§ **Brano del documento**

┄┄┄┄┄┄

Un corpo che per Deleuze come per Artaud si apparterrà
nel momento della sua completa esautorazione. "L'uomo
è malato perché è mal costruito. Bisogna
decidersi a metterlo a nudo per grattargli via questa piattola
che lo rode mortalmente, dio, e con dio i suoi organi, Legatemi
pure se volete, ma non c'è nulla che sia più
inutile di un organo. Quando gli avrete fatto un corpo senza
organi, l'avrete liberato da tutti gli automatismi e restituito
alla sua libertà. Allora gli reinsegnerete a danzare
alla rovescia come nel delirio del bal musette e questo
rovescio sarà il suo vero dritto" (Artaud 2001,
53) La vita è "disseminazione
semenza radio-fisica
di magia, di cui nessuno da che mondo è mondo ha
potuto dire cosa fosse" (Artaud 1995, 29). Il corpo
senza organi è la liberazione del soggetto dalla
reclusione di un'anatomia "di cui dio è l'unico
responsabile certo" (IVI). Questo lazzaretto di atomi
conficcati in un corpo di cui nemmeno noi siamo proprietari,
deve essere, secondo Artaud, distrutto. La distruzione del
corpo è feconda, la dissacrazione molto più
sacra di un certo ordine prestabilito. Qualunque principio
unificante lascia il posto al Caos su cui poggiano il soggetto
e le sue false rappresentazioni; e il Caos è de-centramento,
elettricità che scorre e si disperde lungo i filamenti
del soggetto. "Sento sgretolarsi il terreno sotto il
mio pensiero e sono portato a considerare i termini che
adopero senza l'appoggio del loro senso intrinseco, del
loro substratum personale. Meglio ancora, il punto che sembra
collegare questo substratum alla mia vita mi diventa di
colpo stranamante sensibile e virtuale" (Artaud 1966,
58-59). Lo sgretolamento del pensiero è una sottrazione,
un'erosione dell'origine che non permette al soggetto di
avere possesso di ciò che dice. Il linguaggio inteso
come struttura organizzante è fuorviante, non appartiene
al soggetto ma è cospiratore. Il linguaggio tiene
in ostaggio il soggetto che pare libero solo nell'inespressione.
Il linguaggio è espressione di un corpo sotto dittatura.
Il soggetto è suddito di se stesso e altresì
di una sottrazione originaria di cui denuncia senza sosta
la presenza. E' il vuoto a diventare eloquente, non è
l'essere che manca a se stesso per cui bisogna cercare incessantemente
una conciliazione. La frattura è originaria e l'origine
probabilmente una farsa. La rivolta della carne è
il corpo senza organi e il desiderio ne percorre le fenditure
senza tregua, impietoso.

┄┄┄┄┄┄

[Una sequenza di record]

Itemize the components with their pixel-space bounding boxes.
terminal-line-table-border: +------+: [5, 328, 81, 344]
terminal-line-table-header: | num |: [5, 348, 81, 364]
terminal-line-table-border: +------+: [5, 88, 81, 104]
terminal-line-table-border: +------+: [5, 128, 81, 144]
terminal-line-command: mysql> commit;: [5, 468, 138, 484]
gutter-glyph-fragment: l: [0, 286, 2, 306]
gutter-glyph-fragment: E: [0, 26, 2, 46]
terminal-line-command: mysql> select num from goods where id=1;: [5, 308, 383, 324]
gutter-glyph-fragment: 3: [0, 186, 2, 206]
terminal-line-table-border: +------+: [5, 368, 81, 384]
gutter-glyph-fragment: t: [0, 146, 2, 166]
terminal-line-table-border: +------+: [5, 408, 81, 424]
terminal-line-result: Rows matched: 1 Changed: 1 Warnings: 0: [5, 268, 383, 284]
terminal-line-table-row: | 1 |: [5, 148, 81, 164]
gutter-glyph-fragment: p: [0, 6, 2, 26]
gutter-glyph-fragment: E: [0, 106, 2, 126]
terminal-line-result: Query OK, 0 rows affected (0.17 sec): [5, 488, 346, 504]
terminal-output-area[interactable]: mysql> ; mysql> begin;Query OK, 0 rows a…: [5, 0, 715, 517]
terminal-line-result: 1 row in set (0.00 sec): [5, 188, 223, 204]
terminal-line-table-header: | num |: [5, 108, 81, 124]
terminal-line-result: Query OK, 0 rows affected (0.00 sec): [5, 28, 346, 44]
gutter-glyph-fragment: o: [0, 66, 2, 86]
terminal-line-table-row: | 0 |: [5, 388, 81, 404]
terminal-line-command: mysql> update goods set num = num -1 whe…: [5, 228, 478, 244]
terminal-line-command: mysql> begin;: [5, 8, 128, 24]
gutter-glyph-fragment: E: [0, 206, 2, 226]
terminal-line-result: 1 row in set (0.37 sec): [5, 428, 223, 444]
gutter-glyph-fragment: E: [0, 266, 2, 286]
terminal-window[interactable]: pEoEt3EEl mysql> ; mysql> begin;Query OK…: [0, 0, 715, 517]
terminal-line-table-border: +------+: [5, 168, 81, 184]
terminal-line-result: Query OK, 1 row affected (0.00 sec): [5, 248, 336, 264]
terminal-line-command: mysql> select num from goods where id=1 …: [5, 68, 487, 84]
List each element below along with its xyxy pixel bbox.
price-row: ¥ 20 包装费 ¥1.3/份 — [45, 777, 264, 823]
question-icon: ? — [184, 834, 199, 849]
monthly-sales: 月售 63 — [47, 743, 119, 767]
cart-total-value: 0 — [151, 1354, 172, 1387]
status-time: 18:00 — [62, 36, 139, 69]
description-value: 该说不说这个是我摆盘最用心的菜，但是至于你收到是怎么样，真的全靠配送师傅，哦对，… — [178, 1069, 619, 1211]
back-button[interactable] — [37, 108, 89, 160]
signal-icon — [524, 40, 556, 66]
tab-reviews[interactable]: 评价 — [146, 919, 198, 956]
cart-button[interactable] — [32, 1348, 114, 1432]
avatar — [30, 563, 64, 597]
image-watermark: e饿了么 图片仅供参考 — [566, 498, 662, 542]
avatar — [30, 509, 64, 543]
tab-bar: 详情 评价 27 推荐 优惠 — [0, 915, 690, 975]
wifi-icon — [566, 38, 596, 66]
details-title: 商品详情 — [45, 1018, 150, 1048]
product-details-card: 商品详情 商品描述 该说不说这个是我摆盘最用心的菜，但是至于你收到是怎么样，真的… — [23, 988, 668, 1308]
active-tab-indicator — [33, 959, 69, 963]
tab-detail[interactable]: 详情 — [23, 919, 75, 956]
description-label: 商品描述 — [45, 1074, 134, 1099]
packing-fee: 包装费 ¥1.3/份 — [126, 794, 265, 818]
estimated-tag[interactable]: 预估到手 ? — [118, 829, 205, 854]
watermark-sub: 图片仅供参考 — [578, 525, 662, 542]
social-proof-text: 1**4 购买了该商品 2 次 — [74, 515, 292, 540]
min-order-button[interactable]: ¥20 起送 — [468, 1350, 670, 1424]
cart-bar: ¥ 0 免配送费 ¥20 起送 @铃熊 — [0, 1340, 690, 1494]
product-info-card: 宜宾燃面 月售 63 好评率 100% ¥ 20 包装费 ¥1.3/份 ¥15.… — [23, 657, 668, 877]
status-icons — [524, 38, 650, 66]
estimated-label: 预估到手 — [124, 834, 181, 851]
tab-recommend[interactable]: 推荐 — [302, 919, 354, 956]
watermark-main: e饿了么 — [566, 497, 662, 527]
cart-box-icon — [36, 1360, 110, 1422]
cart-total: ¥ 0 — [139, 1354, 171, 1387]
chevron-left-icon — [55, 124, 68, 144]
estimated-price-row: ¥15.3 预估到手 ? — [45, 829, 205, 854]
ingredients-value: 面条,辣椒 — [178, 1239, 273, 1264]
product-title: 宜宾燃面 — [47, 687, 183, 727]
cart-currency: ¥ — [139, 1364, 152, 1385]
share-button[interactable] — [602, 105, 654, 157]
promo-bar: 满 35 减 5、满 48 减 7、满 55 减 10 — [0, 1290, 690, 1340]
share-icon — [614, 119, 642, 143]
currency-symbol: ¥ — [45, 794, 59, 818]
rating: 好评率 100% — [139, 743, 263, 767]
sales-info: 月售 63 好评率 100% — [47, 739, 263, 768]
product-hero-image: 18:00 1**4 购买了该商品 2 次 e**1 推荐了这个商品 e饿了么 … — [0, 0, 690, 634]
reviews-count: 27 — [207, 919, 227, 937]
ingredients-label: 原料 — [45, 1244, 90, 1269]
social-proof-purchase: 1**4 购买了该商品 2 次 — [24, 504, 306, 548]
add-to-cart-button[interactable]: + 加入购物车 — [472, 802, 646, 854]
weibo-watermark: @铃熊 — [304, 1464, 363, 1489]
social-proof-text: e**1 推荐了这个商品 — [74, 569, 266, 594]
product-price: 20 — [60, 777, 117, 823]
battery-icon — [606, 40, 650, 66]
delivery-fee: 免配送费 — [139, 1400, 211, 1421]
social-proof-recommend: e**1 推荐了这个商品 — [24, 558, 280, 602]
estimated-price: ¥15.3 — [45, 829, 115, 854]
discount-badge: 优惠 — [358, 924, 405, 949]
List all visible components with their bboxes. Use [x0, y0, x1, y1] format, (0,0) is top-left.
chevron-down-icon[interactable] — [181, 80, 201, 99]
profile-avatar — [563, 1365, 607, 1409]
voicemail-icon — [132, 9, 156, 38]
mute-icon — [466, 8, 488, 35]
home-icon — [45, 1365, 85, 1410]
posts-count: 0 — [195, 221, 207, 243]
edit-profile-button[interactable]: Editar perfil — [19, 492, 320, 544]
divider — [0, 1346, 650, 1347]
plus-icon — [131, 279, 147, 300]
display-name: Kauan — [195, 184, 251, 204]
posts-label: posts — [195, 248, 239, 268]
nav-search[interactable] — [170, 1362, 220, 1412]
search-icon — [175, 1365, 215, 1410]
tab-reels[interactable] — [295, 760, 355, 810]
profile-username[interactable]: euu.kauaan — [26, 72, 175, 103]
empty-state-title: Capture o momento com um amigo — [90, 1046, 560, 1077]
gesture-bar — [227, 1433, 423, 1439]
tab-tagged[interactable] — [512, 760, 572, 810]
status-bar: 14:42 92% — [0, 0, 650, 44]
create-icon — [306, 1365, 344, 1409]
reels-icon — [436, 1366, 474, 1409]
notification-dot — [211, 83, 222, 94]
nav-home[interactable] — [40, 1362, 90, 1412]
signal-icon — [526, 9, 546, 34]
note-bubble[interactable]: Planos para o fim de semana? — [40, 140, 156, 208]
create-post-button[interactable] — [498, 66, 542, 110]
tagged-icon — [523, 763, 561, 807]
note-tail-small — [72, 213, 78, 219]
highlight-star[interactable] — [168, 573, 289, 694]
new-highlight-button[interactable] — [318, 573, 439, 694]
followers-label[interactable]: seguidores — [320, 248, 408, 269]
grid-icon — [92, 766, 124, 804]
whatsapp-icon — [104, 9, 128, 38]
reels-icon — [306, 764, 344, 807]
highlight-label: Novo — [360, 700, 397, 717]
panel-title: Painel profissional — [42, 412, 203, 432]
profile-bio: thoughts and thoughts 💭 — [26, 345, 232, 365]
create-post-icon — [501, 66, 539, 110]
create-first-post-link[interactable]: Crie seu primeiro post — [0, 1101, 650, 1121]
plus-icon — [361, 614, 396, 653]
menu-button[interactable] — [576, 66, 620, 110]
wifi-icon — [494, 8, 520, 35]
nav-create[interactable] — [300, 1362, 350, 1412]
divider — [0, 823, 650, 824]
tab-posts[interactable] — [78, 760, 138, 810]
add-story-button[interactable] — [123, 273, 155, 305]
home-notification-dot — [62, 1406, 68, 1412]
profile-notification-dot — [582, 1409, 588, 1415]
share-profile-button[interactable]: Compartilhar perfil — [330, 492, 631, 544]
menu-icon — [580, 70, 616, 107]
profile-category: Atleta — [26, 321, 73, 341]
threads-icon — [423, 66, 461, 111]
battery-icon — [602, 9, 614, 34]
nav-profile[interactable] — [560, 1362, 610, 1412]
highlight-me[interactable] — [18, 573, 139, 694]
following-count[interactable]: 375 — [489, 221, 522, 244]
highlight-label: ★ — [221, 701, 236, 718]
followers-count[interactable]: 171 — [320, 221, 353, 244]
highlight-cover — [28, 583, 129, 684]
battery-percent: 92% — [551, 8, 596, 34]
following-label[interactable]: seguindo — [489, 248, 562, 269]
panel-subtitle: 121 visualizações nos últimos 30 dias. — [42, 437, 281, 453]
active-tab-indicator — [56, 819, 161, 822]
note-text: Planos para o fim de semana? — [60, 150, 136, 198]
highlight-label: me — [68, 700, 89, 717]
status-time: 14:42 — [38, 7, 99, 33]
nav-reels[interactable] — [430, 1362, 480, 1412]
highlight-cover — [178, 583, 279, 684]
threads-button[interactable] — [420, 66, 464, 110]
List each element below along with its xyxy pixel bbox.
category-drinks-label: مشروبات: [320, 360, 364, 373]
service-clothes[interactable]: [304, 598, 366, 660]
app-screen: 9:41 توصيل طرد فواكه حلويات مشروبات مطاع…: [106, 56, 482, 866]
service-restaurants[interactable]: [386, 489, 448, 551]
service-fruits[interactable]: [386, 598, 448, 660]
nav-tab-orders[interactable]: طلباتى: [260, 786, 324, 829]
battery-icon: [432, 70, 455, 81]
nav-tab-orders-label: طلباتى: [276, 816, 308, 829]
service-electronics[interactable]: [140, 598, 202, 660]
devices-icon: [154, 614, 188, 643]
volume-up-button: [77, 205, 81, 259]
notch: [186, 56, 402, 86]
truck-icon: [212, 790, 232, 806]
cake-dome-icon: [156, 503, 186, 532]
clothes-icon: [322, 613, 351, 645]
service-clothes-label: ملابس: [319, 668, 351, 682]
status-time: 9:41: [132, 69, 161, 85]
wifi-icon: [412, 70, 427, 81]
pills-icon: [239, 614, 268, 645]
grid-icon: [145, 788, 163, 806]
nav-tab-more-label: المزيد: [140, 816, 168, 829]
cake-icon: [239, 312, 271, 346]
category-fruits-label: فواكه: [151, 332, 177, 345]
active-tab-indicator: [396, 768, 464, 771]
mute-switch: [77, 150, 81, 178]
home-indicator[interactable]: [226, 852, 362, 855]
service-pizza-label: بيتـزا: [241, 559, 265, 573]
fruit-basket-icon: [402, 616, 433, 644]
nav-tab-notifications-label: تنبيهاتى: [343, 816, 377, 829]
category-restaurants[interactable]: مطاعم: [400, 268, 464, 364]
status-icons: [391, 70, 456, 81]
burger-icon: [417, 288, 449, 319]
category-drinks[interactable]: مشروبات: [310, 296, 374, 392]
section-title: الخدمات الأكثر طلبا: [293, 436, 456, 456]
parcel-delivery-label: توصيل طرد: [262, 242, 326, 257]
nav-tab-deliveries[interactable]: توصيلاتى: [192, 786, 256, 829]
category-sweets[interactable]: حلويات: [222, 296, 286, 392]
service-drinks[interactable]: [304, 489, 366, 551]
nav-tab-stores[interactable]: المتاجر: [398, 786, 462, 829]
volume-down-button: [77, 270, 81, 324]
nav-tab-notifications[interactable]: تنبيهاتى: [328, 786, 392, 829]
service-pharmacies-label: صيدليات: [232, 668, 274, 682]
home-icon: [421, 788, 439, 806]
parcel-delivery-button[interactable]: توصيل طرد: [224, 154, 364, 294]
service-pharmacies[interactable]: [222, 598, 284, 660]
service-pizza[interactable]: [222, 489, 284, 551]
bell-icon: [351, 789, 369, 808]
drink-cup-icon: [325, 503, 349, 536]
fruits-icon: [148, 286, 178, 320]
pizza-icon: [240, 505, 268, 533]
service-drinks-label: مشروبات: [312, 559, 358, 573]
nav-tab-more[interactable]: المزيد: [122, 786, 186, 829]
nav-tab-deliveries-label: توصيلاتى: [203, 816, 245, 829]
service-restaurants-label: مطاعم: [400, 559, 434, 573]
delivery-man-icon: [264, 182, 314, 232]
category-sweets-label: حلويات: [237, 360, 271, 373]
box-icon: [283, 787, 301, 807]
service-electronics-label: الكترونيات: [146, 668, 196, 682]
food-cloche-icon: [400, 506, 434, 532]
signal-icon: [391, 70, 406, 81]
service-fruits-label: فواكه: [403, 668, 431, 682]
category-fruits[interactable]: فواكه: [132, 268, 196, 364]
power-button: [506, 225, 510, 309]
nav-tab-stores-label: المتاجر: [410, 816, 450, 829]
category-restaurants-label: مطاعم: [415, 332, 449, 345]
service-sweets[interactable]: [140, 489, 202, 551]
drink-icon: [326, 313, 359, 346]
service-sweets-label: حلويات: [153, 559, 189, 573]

┄┄┄┄┄┄

§ **Consegne**
**a)** Riporta tale e quale il tratto del brano su Artaud e il corpo senza organi che va da "Il linguaggio è" fino a "senza tregua, impietoso.".
**b)** Ribatti identiche le righe dei record, dall'inizio fino alla riga che contiene "terminal-line-table-border: +------+: [5, 128, 81, 144]", estremi inclusi.

§ **Risultati per consegna**
**a)**
Il linguaggio è espressione di un corpo sotto dittatura.
Il soggetto è suddito di se stesso e altresì
di una sottrazione originaria di cui denuncia senza sosta
la presenza. E' il vuoto a diventare eloquente, non è
l'essere che manca a se stesso per cui bisogna cercare incessantemente
una conciliazione. La frattura è originaria e l'origine
probabilmente una farsa. La rivolta della carne è
il corpo senza organi e il desiderio ne percorre le fenditure
senza tregua, impietoso.

**b)**
Itemize the components with their pixel-space bounding boxes.
terminal-line-table-border: +------+: [5, 328, 81, 344]
terminal-line-table-header: | num |: [5, 348, 81, 364]
terminal-line-table-border: +------+: [5, 88, 81, 104]
terminal-line-table-border: +------+: [5, 128, 81, 144]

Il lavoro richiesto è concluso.